INSTRUCTIONS TO FOLLOW:
Exactly repeat the material, dropping every picture from the copy.
------ DATASET ENTRIES
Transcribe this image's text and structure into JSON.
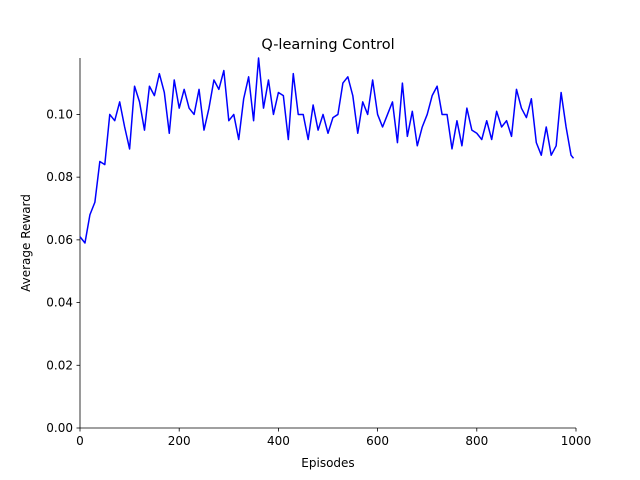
{
  "chart_data": {
    "type": "line",
    "title": "Q-learning Control",
    "x_label": "Episodes",
    "y_label": "Average Reward",
    "x": [
      0,
      10,
      20,
      30,
      40,
      50,
      60,
      70,
      80,
      90,
      100,
      110,
      120,
      130,
      140,
      150,
      160,
      170,
      180,
      190,
      200,
      210,
      220,
      230,
      240,
      250,
      260,
      270,
      280,
      290,
      300,
      310,
      320,
      330,
      340,
      350,
      360,
      370,
      380,
      390,
      400,
      410,
      420,
      430,
      440,
      450,
      460,
      470,
      480,
      490,
      500,
      510,
      520,
      530,
      540,
      550,
      560,
      570,
      580,
      590,
      600,
      610,
      620,
      630,
      640,
      650,
      660,
      670,
      680,
      690,
      700,
      710,
      720,
      730,
      740,
      750,
      760,
      770,
      780,
      790,
      800,
      810,
      820,
      830,
      840,
      850,
      860,
      870,
      880,
      890,
      900,
      910,
      920,
      930,
      940,
      950,
      960,
      970,
      980,
      990,
      995
    ],
    "series": [
      {
        "name": "Average Reward",
        "color": "#0000ff",
        "values": [
          0.061,
          0.059,
          0.068,
          0.072,
          0.085,
          0.084,
          0.1,
          0.098,
          0.104,
          0.096,
          0.089,
          0.109,
          0.104,
          0.095,
          0.109,
          0.106,
          0.113,
          0.107,
          0.094,
          0.111,
          0.102,
          0.108,
          0.102,
          0.1,
          0.108,
          0.095,
          0.102,
          0.111,
          0.108,
          0.114,
          0.098,
          0.1,
          0.092,
          0.105,
          0.112,
          0.098,
          0.118,
          0.102,
          0.111,
          0.1,
          0.107,
          0.106,
          0.092,
          0.113,
          0.1,
          0.1,
          0.092,
          0.103,
          0.095,
          0.1,
          0.094,
          0.099,
          0.1,
          0.11,
          0.112,
          0.106,
          0.094,
          0.104,
          0.1,
          0.111,
          0.1,
          0.096,
          0.1,
          0.104,
          0.091,
          0.11,
          0.093,
          0.101,
          0.09,
          0.096,
          0.1,
          0.106,
          0.109,
          0.1,
          0.1,
          0.089,
          0.098,
          0.09,
          0.102,
          0.095,
          0.094,
          0.092,
          0.098,
          0.092,
          0.101,
          0.096,
          0.098,
          0.093,
          0.108,
          0.102,
          0.099,
          0.105,
          0.091,
          0.087,
          0.096,
          0.087,
          0.09,
          0.107,
          0.096,
          0.087,
          0.086
        ]
      }
    ],
    "xlim": [
      0,
      1000
    ],
    "xticks": [
      0,
      200,
      400,
      600,
      800,
      1000
    ],
    "ylim": [
      0,
      0.118
    ],
    "yticks": [
      {
        "value": 0,
        "label": "0.00"
      },
      {
        "value": 0.02,
        "label": "0.02"
      },
      {
        "value": 0.04,
        "label": "0.04"
      },
      {
        "value": 0.06,
        "label": "0.06"
      },
      {
        "value": 0.08,
        "label": "0.08"
      },
      {
        "value": 0.1,
        "label": "0.10"
      }
    ]
  }
}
------------
FULL SOLUTION:
Transcribe this image's text and structure into JSON.
{
  "chart_data": {
    "type": "line",
    "title": "Q-learning Control",
    "x_label": "Episodes",
    "y_label": "Average Reward",
    "x": [
      0,
      10,
      20,
      30,
      40,
      50,
      60,
      70,
      80,
      90,
      100,
      110,
      120,
      130,
      140,
      150,
      160,
      170,
      180,
      190,
      200,
      210,
      220,
      230,
      240,
      250,
      260,
      270,
      280,
      290,
      300,
      310,
      320,
      330,
      340,
      350,
      360,
      370,
      380,
      390,
      400,
      410,
      420,
      430,
      440,
      450,
      460,
      470,
      480,
      490,
      500,
      510,
      520,
      530,
      540,
      550,
      560,
      570,
      580,
      590,
      600,
      610,
      620,
      630,
      640,
      650,
      660,
      670,
      680,
      690,
      700,
      710,
      720,
      730,
      740,
      750,
      760,
      770,
      780,
      790,
      800,
      810,
      820,
      830,
      840,
      850,
      860,
      870,
      880,
      890,
      900,
      910,
      920,
      930,
      940,
      950,
      960,
      970,
      980,
      990,
      995
    ],
    "series": [
      {
        "name": "Average Reward",
        "color": "#0000ff",
        "values": [
          0.061,
          0.059,
          0.068,
          0.072,
          0.085,
          0.084,
          0.1,
          0.098,
          0.104,
          0.096,
          0.089,
          0.109,
          0.104,
          0.095,
          0.109,
          0.106,
          0.113,
          0.107,
          0.094,
          0.111,
          0.102,
          0.108,
          0.102,
          0.1,
          0.108,
          0.095,
          0.102,
          0.111,
          0.108,
          0.114,
          0.098,
          0.1,
          0.092,
          0.105,
          0.112,
          0.098,
          0.118,
          0.102,
          0.111,
          0.1,
          0.107,
          0.106,
          0.092,
          0.113,
          0.1,
          0.1,
          0.092,
          0.103,
          0.095,
          0.1,
          0.094,
          0.099,
          0.1,
          0.11,
          0.112,
          0.106,
          0.094,
          0.104,
          0.1,
          0.111,
          0.1,
          0.096,
          0.1,
          0.104,
          0.091,
          0.11,
          0.093,
          0.101,
          0.09,
          0.096,
          0.1,
          0.106,
          0.109,
          0.1,
          0.1,
          0.089,
          0.098,
          0.09,
          0.102,
          0.095,
          0.094,
          0.092,
          0.098,
          0.092,
          0.101,
          0.096,
          0.098,
          0.093,
          0.108,
          0.102,
          0.099,
          0.105,
          0.091,
          0.087,
          0.096,
          0.087,
          0.09,
          0.107,
          0.096,
          0.087,
          0.086
        ]
      }
    ],
    "xlim": [
      0,
      1000
    ],
    "xticks": [
      0,
      200,
      400,
      600,
      800,
      1000
    ],
    "ylim": [
      0,
      0.118
    ],
    "yticks": [
      {
        "value": 0,
        "label": "0.00"
      },
      {
        "value": 0.02,
        "label": "0.02"
      },
      {
        "value": 0.04,
        "label": "0.04"
      },
      {
        "value": 0.06,
        "label": "0.06"
      },
      {
        "value": 0.08,
        "label": "0.08"
      },
      {
        "value": 0.1,
        "label": "0.10"
      }
    ]
  }
}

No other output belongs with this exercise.